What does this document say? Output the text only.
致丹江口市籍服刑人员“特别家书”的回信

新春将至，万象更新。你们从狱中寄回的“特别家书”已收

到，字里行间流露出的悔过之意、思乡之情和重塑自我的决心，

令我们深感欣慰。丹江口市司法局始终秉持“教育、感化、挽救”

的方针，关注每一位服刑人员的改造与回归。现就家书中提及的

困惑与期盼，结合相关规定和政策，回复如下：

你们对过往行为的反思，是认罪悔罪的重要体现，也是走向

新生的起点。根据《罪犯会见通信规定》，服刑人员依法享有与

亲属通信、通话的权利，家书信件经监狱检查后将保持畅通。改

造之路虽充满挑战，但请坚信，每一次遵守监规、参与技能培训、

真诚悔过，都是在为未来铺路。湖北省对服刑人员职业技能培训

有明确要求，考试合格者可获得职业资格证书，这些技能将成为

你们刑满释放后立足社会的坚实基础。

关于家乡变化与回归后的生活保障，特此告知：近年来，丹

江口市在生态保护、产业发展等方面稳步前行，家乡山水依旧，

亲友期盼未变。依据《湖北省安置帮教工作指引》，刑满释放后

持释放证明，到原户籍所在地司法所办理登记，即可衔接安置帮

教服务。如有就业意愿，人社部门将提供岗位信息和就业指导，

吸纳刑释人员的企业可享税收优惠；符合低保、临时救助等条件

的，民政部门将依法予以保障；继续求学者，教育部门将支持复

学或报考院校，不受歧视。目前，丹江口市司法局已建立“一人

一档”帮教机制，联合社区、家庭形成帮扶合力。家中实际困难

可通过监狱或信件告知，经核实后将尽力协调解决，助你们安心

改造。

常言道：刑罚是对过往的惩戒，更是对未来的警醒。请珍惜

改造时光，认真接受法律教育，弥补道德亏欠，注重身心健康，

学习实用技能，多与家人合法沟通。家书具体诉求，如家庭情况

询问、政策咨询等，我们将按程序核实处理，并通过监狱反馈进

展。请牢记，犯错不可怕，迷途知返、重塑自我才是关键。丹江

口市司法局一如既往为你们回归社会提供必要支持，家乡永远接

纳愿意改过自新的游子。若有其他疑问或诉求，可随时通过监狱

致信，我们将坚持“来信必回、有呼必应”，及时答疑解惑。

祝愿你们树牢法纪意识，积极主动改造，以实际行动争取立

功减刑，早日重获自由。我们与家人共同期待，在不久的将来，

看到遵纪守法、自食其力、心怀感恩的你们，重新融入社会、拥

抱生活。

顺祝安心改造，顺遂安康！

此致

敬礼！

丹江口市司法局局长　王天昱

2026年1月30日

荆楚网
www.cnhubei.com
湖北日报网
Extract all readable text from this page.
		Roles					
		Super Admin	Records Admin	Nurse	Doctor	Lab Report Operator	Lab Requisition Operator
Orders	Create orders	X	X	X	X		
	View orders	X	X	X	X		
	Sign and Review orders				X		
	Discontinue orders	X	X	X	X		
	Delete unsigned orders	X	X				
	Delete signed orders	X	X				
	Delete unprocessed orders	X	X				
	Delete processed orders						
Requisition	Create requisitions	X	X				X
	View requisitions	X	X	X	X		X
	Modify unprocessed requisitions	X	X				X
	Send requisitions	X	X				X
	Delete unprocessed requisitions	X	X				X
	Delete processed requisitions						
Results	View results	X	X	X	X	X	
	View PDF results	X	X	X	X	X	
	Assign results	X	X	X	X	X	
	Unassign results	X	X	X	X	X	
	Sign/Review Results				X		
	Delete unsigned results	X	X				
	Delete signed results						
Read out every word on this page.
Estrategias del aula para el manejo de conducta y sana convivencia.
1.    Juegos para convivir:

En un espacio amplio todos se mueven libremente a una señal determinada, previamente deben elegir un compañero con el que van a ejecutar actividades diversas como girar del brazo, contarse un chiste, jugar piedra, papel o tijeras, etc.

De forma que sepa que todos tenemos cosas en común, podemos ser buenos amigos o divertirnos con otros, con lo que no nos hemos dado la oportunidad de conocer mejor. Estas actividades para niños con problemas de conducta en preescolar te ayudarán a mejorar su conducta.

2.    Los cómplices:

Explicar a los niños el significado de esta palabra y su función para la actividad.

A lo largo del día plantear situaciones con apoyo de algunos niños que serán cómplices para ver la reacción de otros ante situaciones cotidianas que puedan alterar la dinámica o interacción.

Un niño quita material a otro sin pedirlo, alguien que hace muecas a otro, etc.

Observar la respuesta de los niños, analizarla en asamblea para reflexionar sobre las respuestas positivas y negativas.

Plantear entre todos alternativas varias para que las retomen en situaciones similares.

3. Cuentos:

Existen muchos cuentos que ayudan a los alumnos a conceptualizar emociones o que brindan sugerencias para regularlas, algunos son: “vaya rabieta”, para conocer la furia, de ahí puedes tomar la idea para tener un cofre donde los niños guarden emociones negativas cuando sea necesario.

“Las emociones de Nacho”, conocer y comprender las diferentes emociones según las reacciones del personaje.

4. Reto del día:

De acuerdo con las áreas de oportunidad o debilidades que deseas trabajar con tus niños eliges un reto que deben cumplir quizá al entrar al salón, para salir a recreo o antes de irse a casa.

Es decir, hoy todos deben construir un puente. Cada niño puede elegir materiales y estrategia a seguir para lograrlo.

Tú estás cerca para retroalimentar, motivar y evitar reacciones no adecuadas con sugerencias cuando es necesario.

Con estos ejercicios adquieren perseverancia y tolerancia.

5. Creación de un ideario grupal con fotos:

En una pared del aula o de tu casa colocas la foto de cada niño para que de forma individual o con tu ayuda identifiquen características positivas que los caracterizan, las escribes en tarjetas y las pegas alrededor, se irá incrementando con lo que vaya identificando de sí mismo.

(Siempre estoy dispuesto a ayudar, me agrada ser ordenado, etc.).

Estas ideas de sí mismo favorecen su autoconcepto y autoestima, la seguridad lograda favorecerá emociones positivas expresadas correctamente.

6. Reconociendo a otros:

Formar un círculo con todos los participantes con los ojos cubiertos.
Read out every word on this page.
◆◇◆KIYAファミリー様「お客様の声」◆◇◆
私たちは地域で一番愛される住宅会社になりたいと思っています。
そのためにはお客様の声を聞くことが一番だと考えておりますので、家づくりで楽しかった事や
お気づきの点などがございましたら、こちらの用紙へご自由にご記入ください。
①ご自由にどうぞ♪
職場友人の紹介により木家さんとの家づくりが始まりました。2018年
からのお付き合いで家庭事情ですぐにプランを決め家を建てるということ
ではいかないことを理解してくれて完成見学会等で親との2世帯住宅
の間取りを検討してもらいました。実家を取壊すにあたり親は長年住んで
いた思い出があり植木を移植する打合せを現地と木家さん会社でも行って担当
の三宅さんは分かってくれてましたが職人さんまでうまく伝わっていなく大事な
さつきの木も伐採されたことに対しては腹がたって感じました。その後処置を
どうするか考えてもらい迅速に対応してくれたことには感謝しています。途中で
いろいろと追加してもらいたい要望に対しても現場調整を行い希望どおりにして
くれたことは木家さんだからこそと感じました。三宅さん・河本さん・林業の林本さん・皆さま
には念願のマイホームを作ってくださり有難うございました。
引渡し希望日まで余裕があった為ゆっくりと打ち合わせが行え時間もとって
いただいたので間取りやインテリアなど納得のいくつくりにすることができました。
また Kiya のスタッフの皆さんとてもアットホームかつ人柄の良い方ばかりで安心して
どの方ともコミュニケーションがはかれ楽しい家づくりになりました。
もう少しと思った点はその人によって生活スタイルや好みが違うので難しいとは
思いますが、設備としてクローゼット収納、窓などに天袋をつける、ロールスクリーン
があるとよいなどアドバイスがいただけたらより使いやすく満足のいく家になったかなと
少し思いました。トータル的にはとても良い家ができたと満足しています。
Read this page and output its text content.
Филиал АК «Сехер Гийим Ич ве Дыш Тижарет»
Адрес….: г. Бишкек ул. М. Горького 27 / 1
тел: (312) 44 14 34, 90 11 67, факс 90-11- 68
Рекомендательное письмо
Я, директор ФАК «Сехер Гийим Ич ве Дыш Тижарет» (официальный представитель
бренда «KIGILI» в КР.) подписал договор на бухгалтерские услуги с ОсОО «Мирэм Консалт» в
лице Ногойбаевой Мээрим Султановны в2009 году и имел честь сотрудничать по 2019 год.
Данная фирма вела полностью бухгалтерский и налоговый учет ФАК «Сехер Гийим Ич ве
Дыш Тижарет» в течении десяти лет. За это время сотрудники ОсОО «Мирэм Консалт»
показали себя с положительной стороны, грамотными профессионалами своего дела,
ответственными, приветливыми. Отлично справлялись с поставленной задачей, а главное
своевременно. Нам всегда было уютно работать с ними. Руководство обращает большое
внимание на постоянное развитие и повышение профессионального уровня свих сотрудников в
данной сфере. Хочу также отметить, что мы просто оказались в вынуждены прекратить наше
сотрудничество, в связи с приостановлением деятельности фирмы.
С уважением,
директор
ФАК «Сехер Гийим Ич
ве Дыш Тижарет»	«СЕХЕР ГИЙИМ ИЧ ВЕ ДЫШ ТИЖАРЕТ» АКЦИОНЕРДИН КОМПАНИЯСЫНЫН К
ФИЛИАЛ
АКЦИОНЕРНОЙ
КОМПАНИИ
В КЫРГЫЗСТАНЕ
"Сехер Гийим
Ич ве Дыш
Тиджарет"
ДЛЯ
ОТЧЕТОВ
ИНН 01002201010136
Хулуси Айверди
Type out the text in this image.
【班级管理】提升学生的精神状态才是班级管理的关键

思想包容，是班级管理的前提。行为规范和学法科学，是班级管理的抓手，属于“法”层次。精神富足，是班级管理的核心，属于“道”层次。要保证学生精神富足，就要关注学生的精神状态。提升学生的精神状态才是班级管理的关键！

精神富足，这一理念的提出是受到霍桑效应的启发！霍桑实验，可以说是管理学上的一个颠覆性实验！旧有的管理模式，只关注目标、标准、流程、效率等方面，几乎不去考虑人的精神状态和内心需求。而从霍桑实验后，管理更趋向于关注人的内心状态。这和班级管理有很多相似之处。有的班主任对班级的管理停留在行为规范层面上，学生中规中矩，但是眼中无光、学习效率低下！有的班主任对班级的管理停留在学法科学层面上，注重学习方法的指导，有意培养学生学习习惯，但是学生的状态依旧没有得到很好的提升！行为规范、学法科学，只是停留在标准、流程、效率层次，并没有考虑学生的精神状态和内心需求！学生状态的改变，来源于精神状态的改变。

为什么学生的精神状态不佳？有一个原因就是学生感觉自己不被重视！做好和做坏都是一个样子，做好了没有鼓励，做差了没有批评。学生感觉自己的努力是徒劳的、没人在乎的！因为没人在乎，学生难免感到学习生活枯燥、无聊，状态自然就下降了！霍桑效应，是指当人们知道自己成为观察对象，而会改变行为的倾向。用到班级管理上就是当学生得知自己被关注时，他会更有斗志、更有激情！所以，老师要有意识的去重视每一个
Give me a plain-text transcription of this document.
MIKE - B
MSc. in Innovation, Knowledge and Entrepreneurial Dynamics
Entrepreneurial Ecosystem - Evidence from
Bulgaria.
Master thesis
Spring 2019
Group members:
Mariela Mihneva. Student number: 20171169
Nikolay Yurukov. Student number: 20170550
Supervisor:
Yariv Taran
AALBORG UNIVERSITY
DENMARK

--------------------

## Task directions
Lines holding the word "vaya" in the entries above are the ones to pull out. Copy them all.

## Answer to the task
Existen muchos cuentos que ayudan a los alumnos a conceptualizar emociones o que brindan sugerencias para regularlas, algunos son: “vaya rabieta”, para conocer la furia, de ahí puedes tomar la idea para tener un cofre donde los niños guarden emociones negativas cuando sea necesario.
En una pared del aula o de tu casa colocas la foto de cada niño para que de forma individual o con tu ayuda identifiquen características positivas que los caracterizan, las escribes en tarjetas y las pegas alrededor, se irá incrementando con lo que vaya identificando de sí mismo.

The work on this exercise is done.